Given task: Copy out the whole listing exactly as written, leaving the pictures behind.

Material for this exercise:

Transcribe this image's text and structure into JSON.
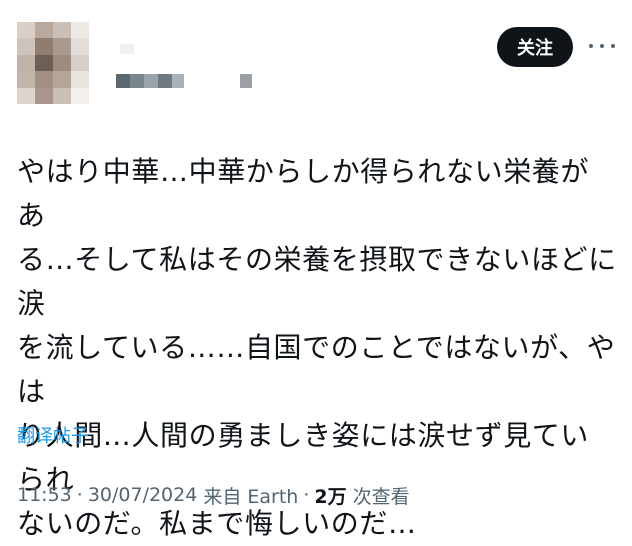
{
  "header": {
    "follow_label": "关注",
    "avatar_mosaic_colors": [
      "#d9cfc7",
      "#b9a99c",
      "#c9bfb6",
      "#ede9e5",
      "#cfc4bb",
      "#8f7d70",
      "#a89a8e",
      "#e2ddd8",
      "#bfb2a7",
      "#6e5f55",
      "#9c8b7e",
      "#d6cfc9",
      "#c2b5aa",
      "#a39082",
      "#b5a598",
      "#e8e4e0",
      "#ddd4cc",
      "#a8968a",
      "#cbbfb5",
      "#f2efec"
    ],
    "handle_pixel_colors": [
      "#5b6870",
      "#7a858c",
      "#9aa3a9",
      "#6f7a81",
      "#aab2b7"
    ],
    "icons": {
      "more": "more-horizontal-icon"
    }
  },
  "tweet": {
    "text": "やはり中華…中華からしか得られない栄養があ\nる…そして私はその栄養を摂取できないほどに涙\nを流している……自国でのことではないが、やは\nり人間…人間の勇ましき姿には涙せず見ていられ\nないのだ。私まで悔しいのだ…",
    "translate_label": "翻译帖子"
  },
  "meta": {
    "time": "11:53",
    "date": "30/07/2024",
    "source": "来自 Earth",
    "views_count": "2万",
    "views_label": "次查看",
    "separator": "·"
  },
  "colors": {
    "text": "#0f1419",
    "secondary": "#536471",
    "link": "#1d9bf0",
    "button_bg": "#0f1419",
    "button_text": "#ffffff"
  }
}
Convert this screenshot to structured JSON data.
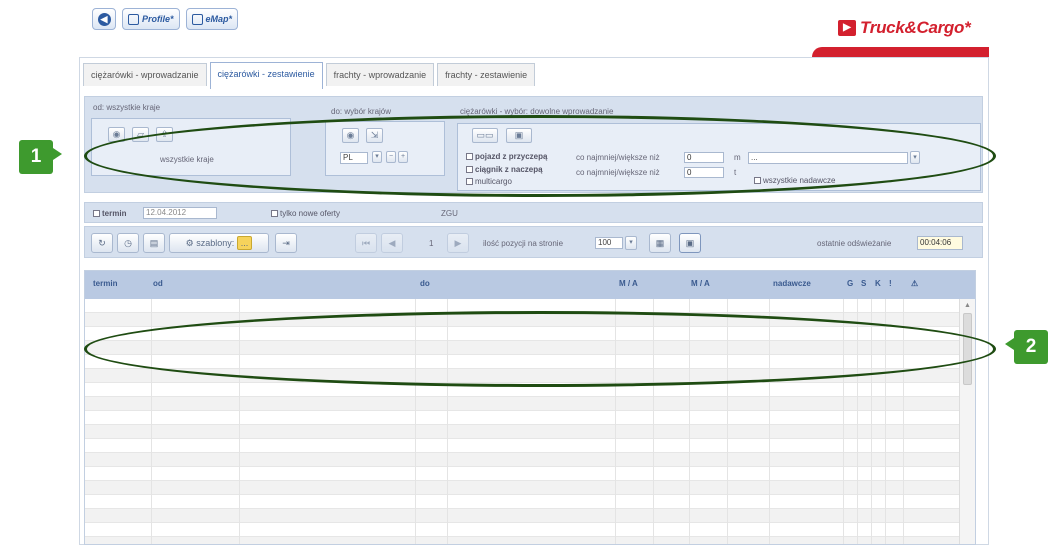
{
  "topbar": {
    "profile_label": "Profile*",
    "emap_label": "eMap*"
  },
  "brand": {
    "name": "Truck&Cargo*",
    "accent": "#d3202e"
  },
  "tabs": [
    {
      "label": "ciężarówki - wprowadzanie"
    },
    {
      "label": "ciężarówki - zestawienie",
      "active": true
    },
    {
      "label": "frachty - wprowadzanie"
    },
    {
      "label": "frachty - zestawienie"
    }
  ],
  "filters": {
    "from_label": "od: wszystkie kraje",
    "from_value": "wszystkie kraje",
    "to_label": "do: wybór krajów",
    "to_country": "PL",
    "trucks_label": "ciężarówki - wybór: dowolne wprowadzanie",
    "vehicle_trailer": "pojazd z przyczepą",
    "tractor_semi": "ciągnik z naczepą",
    "third_option": "multicargo",
    "min_max_label": "co najmniej/większe niż",
    "min_value_1": "0",
    "min_value_2": "0",
    "unit_m": "m",
    "unit_t": "t",
    "dropdown_value": "...",
    "all_senders": "wszystkie nadawcze"
  },
  "row2": {
    "term_label": "termin",
    "term_value": "12.04.2012",
    "only_new_label": "tylko nowe oferty",
    "zgu_label": "ZGU"
  },
  "toolbar": {
    "templates_label": "szablony:",
    "templates_value": "...",
    "page_number": "1",
    "per_page_label": "ilość pozycji na stronie",
    "per_page_value": "100",
    "last_refresh_label": "ostatnie odświeżanie",
    "last_refresh_value": "00:04:06"
  },
  "grid": {
    "columns": [
      "termin",
      "od",
      "do",
      "M / A",
      "M / A",
      "nadawcze",
      "G",
      "S",
      "K",
      "!",
      "⚠"
    ]
  },
  "callouts": {
    "one": "1",
    "two": "2"
  },
  "colors": {
    "ellipse": "#1f4c12",
    "callout": "#3e9a2e",
    "header": "#b9c9e2"
  }
}
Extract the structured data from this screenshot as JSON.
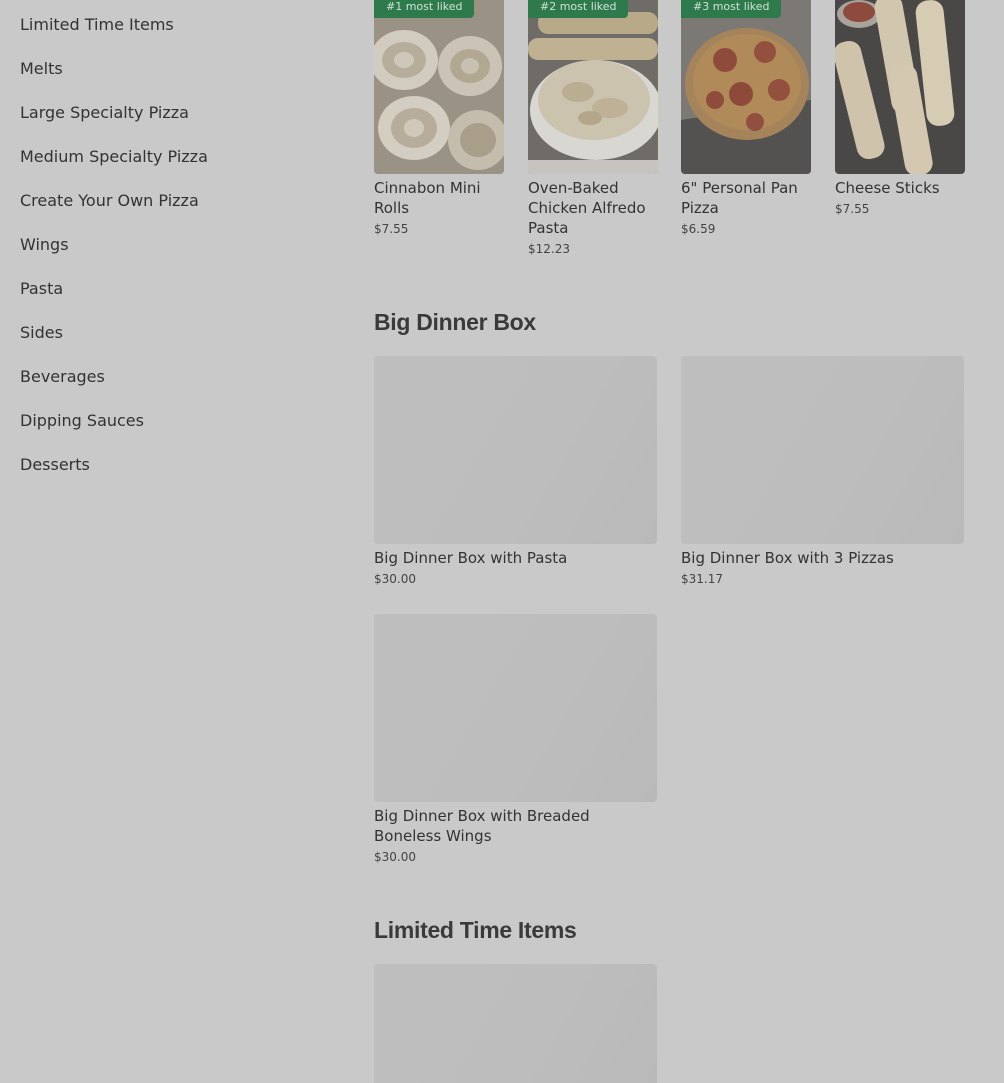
{
  "sidebar": {
    "items": [
      {
        "label": "Limited Time Items"
      },
      {
        "label": "Melts"
      },
      {
        "label": "Large Specialty Pizza"
      },
      {
        "label": "Medium Specialty Pizza"
      },
      {
        "label": "Create Your Own Pizza"
      },
      {
        "label": "Wings"
      },
      {
        "label": "Pasta"
      },
      {
        "label": "Sides"
      },
      {
        "label": "Beverages"
      },
      {
        "label": "Dipping Sauces"
      },
      {
        "label": "Desserts"
      }
    ]
  },
  "most_liked": [
    {
      "badge": "#1 most liked",
      "title": "Cinnabon Mini Rolls",
      "price": "$7.55"
    },
    {
      "badge": "#2 most liked",
      "title": "Oven-Baked Chicken Alfredo Pasta",
      "price": "$12.23"
    },
    {
      "badge": "#3 most liked",
      "title": "6\" Personal Pan Pizza",
      "price": "$6.59"
    },
    {
      "badge": "",
      "title": "Cheese Sticks",
      "price": "$7.55"
    }
  ],
  "big_dinner_box": {
    "title": "Big Dinner Box",
    "items": [
      {
        "title": "Big Dinner Box with Pasta",
        "price": "$30.00"
      },
      {
        "title": "Big Dinner Box with 3 Pizzas",
        "price": "$31.17"
      },
      {
        "title": "Big Dinner Box with Breaded Boneless Wings",
        "price": "$30.00"
      }
    ]
  },
  "limited_time": {
    "title": "Limited Time Items"
  },
  "colors": {
    "badge_bg": "#2f7a4c",
    "overlay_bg": "#c9c9c9",
    "text": "#333333"
  }
}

Written answer:
Transcribe this image's text and structure into JSON.
{
  "header": {
    "follow_label": "关注",
    "avatar_mosaic_colors": [
      "#d9cfc7",
      "#b9a99c",
      "#c9bfb6",
      "#ede9e5",
      "#cfc4bb",
      "#8f7d70",
      "#a89a8e",
      "#e2ddd8",
      "#bfb2a7",
      "#6e5f55",
      "#9c8b7e",
      "#d6cfc9",
      "#c2b5aa",
      "#a39082",
      "#b5a598",
      "#e8e4e0",
      "#ddd4cc",
      "#a8968a",
      "#cbbfb5",
      "#f2efec"
    ],
    "handle_pixel_colors": [
      "#5b6870",
      "#7a858c",
      "#9aa3a9",
      "#6f7a81",
      "#aab2b7"
    ],
    "icons": {
      "more": "more-horizontal-icon"
    }
  },
  "tweet": {
    "text": "やはり中華…中華からしか得られない栄養があ\nる…そして私はその栄養を摂取できないほどに涙\nを流している……自国でのことではないが、やは\nり人間…人間の勇ましき姿には涙せず見ていられ\nないのだ。私まで悔しいのだ…",
    "translate_label": "翻译帖子"
  },
  "meta": {
    "time": "11:53",
    "date": "30/07/2024",
    "source": "来自 Earth",
    "views_count": "2万",
    "views_label": "次查看",
    "separator": "·"
  },
  "colors": {
    "text": "#0f1419",
    "secondary": "#536471",
    "link": "#1d9bf0",
    "button_bg": "#0f1419",
    "button_text": "#ffffff"
  }
}
Convert this screenshot to structured JSON data.
{
  "topbar": {
    "profile_label": "Profile*",
    "emap_label": "eMap*"
  },
  "brand": {
    "name": "Truck&Cargo*",
    "accent": "#d3202e"
  },
  "tabs": [
    {
      "label": "ciężarówki - wprowadzanie"
    },
    {
      "label": "ciężarówki - zestawienie",
      "active": true
    },
    {
      "label": "frachty - wprowadzanie"
    },
    {
      "label": "frachty - zestawienie"
    }
  ],
  "filters": {
    "from_label": "od: wszystkie kraje",
    "from_value": "wszystkie kraje",
    "to_label": "do: wybór krajów",
    "to_country": "PL",
    "trucks_label": "ciężarówki - wybór: dowolne wprowadzanie",
    "vehicle_trailer": "pojazd z przyczepą",
    "tractor_semi": "ciągnik z naczepą",
    "third_option": "multicargo",
    "min_max_label": "co najmniej/większe niż",
    "min_value_1": "0",
    "min_value_2": "0",
    "unit_m": "m",
    "unit_t": "t",
    "dropdown_value": "...",
    "all_senders": "wszystkie nadawcze"
  },
  "row2": {
    "term_label": "termin",
    "term_value": "12.04.2012",
    "only_new_label": "tylko nowe oferty",
    "zgu_label": "ZGU"
  },
  "toolbar": {
    "templates_label": "szablony:",
    "templates_value": "...",
    "page_number": "1",
    "per_page_label": "ilość pozycji na stronie",
    "per_page_value": "100",
    "last_refresh_label": "ostatnie odświeżanie",
    "last_refresh_value": "00:04:06"
  },
  "grid": {
    "columns": [
      "termin",
      "od",
      "do",
      "M / A",
      "M / A",
      "nadawcze",
      "G",
      "S",
      "K",
      "!",
      "⚠"
    ]
  },
  "callouts": {
    "one": "1",
    "two": "2"
  },
  "colors": {
    "ellipse": "#1f4c12",
    "callout": "#3e9a2e",
    "header": "#b9c9e2"
  }
}
Extract the structured data from this screenshot as JSON.
{
  "sidebar": {
    "items": [
      {
        "label": "Limited Time Items"
      },
      {
        "label": "Melts"
      },
      {
        "label": "Large Specialty Pizza"
      },
      {
        "label": "Medium Specialty Pizza"
      },
      {
        "label": "Create Your Own Pizza"
      },
      {
        "label": "Wings"
      },
      {
        "label": "Pasta"
      },
      {
        "label": "Sides"
      },
      {
        "label": "Beverages"
      },
      {
        "label": "Dipping Sauces"
      },
      {
        "label": "Desserts"
      }
    ]
  },
  "most_liked": [
    {
      "badge": "#1 most liked",
      "title": "Cinnabon Mini Rolls",
      "price": "$7.55"
    },
    {
      "badge": "#2 most liked",
      "title": "Oven-Baked Chicken Alfredo Pasta",
      "price": "$12.23"
    },
    {
      "badge": "#3 most liked",
      "title": "6\" Personal Pan Pizza",
      "price": "$6.59"
    },
    {
      "badge": "",
      "title": "Cheese Sticks",
      "price": "$7.55"
    }
  ],
  "big_dinner_box": {
    "title": "Big Dinner Box",
    "items": [
      {
        "title": "Big Dinner Box with Pasta",
        "price": "$30.00"
      },
      {
        "title": "Big Dinner Box with 3 Pizzas",
        "price": "$31.17"
      },
      {
        "title": "Big Dinner Box with Breaded Boneless Wings",
        "price": "$30.00"
      }
    ]
  },
  "limited_time": {
    "title": "Limited Time Items"
  },
  "colors": {
    "badge_bg": "#2f7a4c",
    "overlay_bg": "#c9c9c9",
    "text": "#333333"
  }
}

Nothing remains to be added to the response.